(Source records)

+ + +

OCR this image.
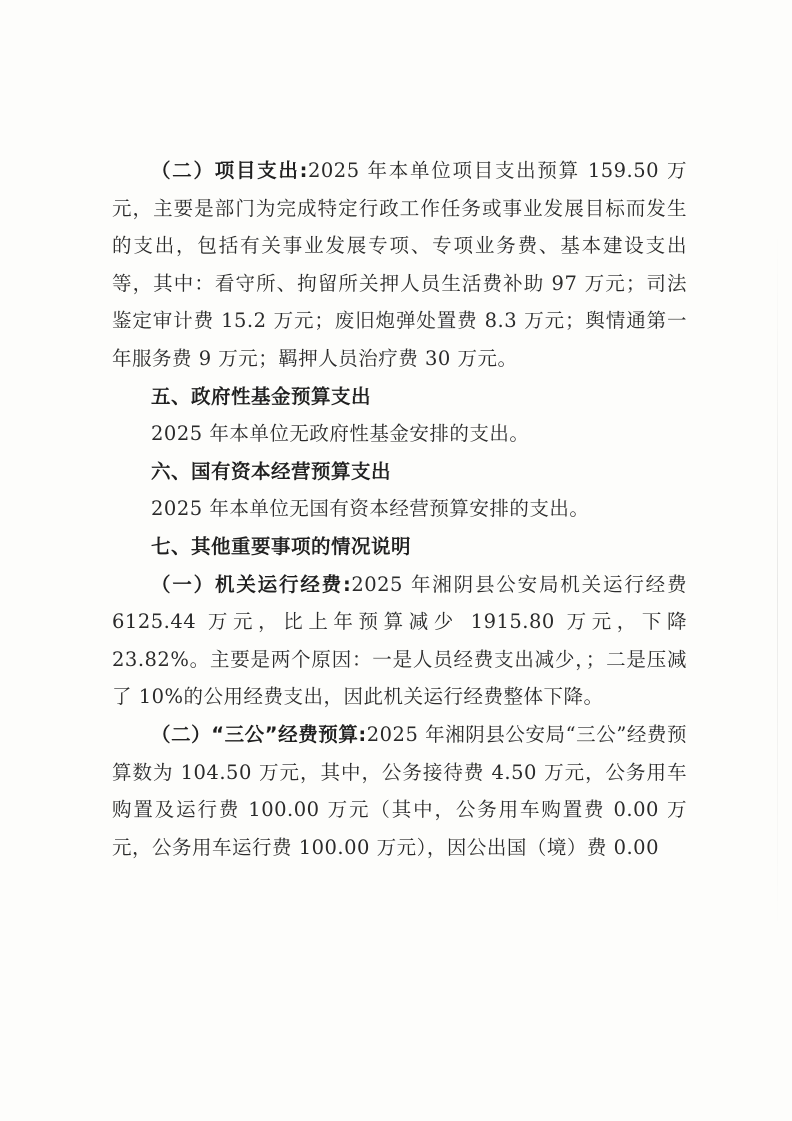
（二）项目支出:2025 年本单位项目支出预算 159.50 万元，主要是部门为完成特定行政工作任务或事业发展目标而发生的支出，包括有关事业发展专项、专项业务费、基本建设支出等，其中：看守所、拘留所关押人员生活费补助 97 万元；司法鉴定审计费 15.2 万元；废旧炮弹处置费 8.3 万元；舆情通第一年服务费 9 万元；羁押人员治疗费 30 万元。

五、政府性基金预算支出

2025 年本单位无政府性基金安排的支出。

六、国有资本经营预算支出

2025 年本单位无国有资本经营预算安排的支出。

七、其他重要事项的情况说明

（一）机关运行经费:2025 年湘阴县公安局机关运行经费 6125.44 万元，比上年预算减少 1915.80 万元，下降 23.82%。主要是两个原因：一是人员经费支出减少，；二是压减了 10%的公用经费支出，因此机关运行经费整体下降。

（二）“三公”经费预算:2025 年湘阴县公安局“三公”经费预算数为 104.50 万元，其中，公务接待费 4.50 万元，公务用车购置及运行费 100.00 万元（其中，公务用车购置费 0.00 万元，公务用车运行费 100.00 万元），因公出国（境）费 0.00
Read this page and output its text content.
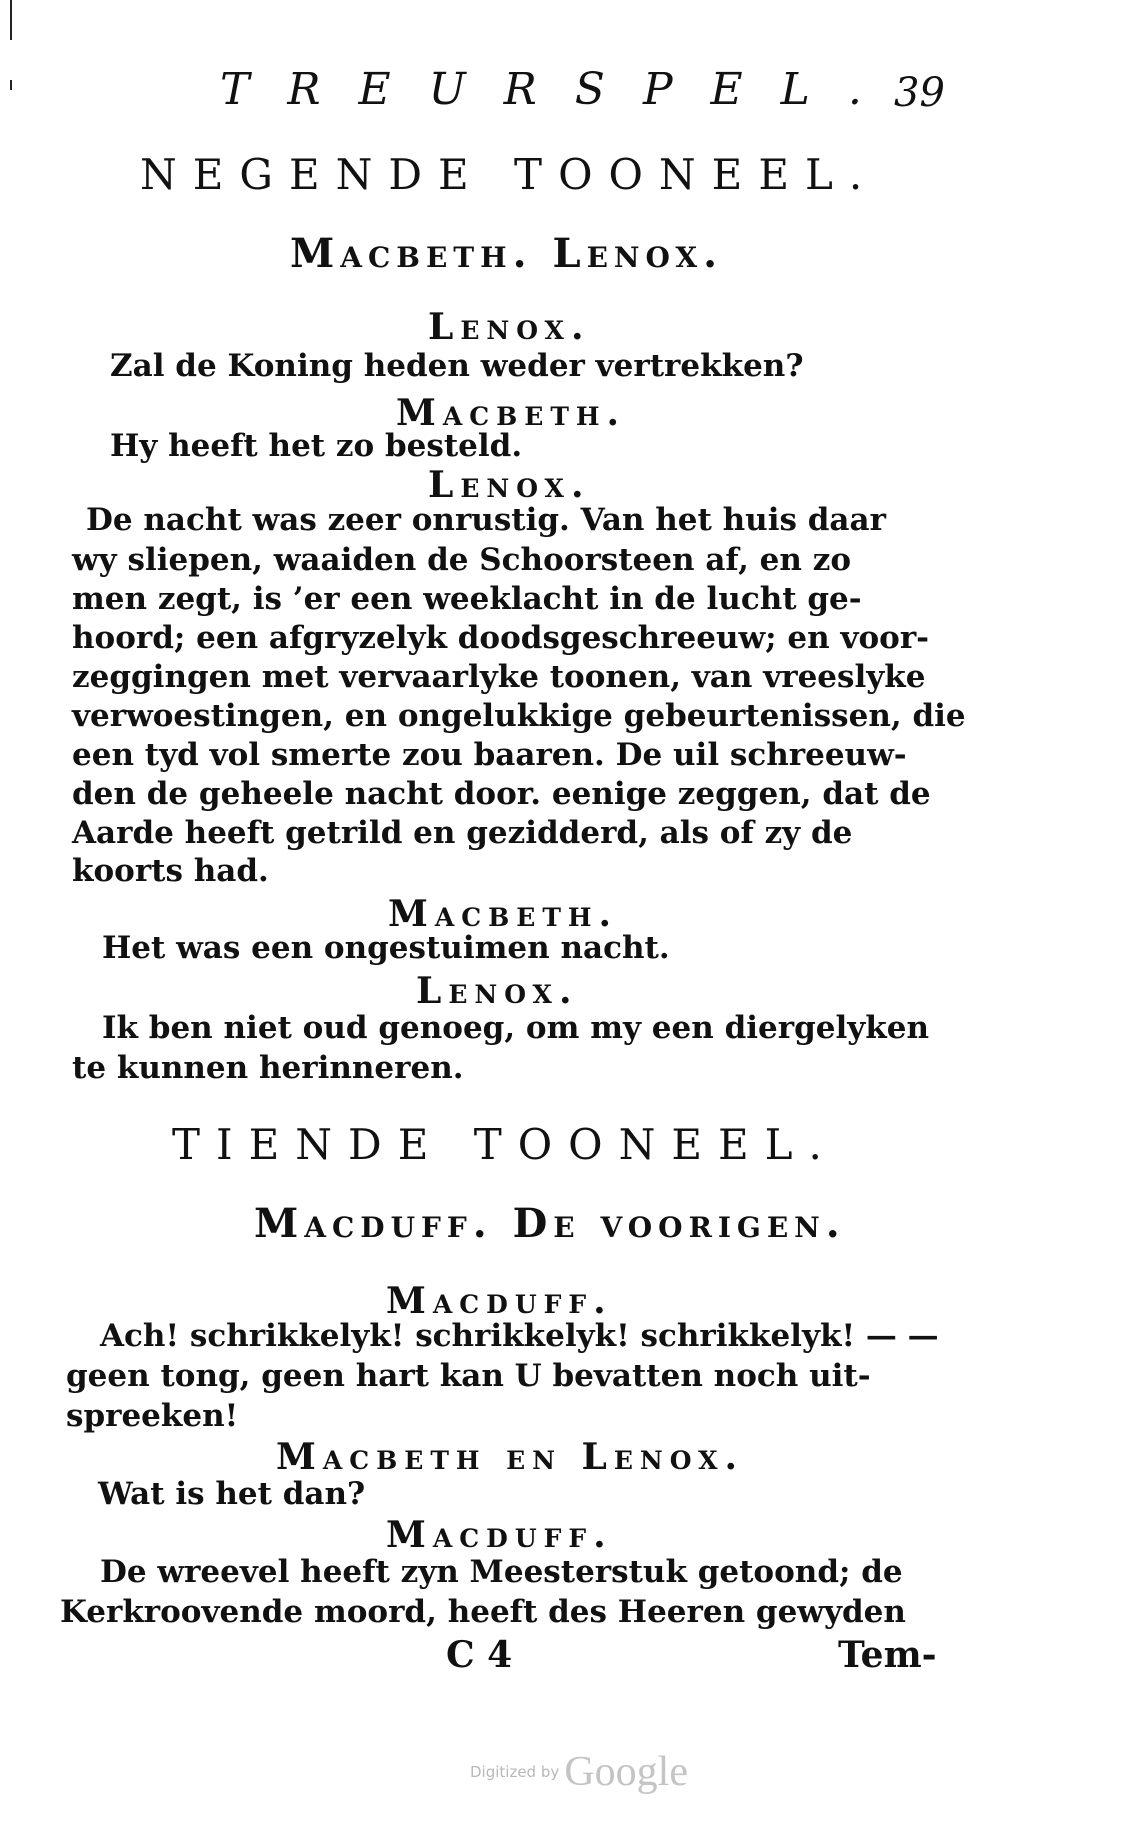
TREURSPEL.
39
NEGENDE TOONEEL.
Macbeth. Lenox.
Lenox.
Zal de Koning heden weder vertrekken?
Macbeth.
Hy heeft het zo besteld.
Lenox.
De nacht was zeer onrustig. Van het huis daar
wy sliepen, waaiden de Schoorsteen af, en zo
men zegt, is ’er een weeklacht in de lucht ge-
hoord; een afgryzelyk doodsgeschreeuw; en voor-
zeggingen met vervaarlyke toonen, van vreeslyke
verwoestingen, en ongelukkige gebeurtenissen, die
een tyd vol smerte zou baaren. De uil schreeuw-
den de geheele nacht door. eenige zeggen, dat de
Aarde heeft getrild en gezidderd, als of zy de
koorts had.
Macbeth.
Het was een ongestuimen nacht.
Lenox.
Ik ben niet oud genoeg, om my een diergelyken
te kunnen herinneren.
TIENDE TOONEEL.
Macduff. De voorigen.
Macduff.
Ach! schrikkelyk! schrikkelyk! schrikkelyk! — —
geen tong, geen hart kan U bevatten noch uit-
spreeken!
Macbeth en Lenox.
Wat is het dan?
Macduff.
De wreevel heeft zyn Meesterstuk getoond; de
Kerkroovende moord, heeft des Heeren gewyden
C 4	Tem-
Digitized by Google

+ + +

List the lines of the records where "this" occurs.

OCR this image.
Read this page and output its text content.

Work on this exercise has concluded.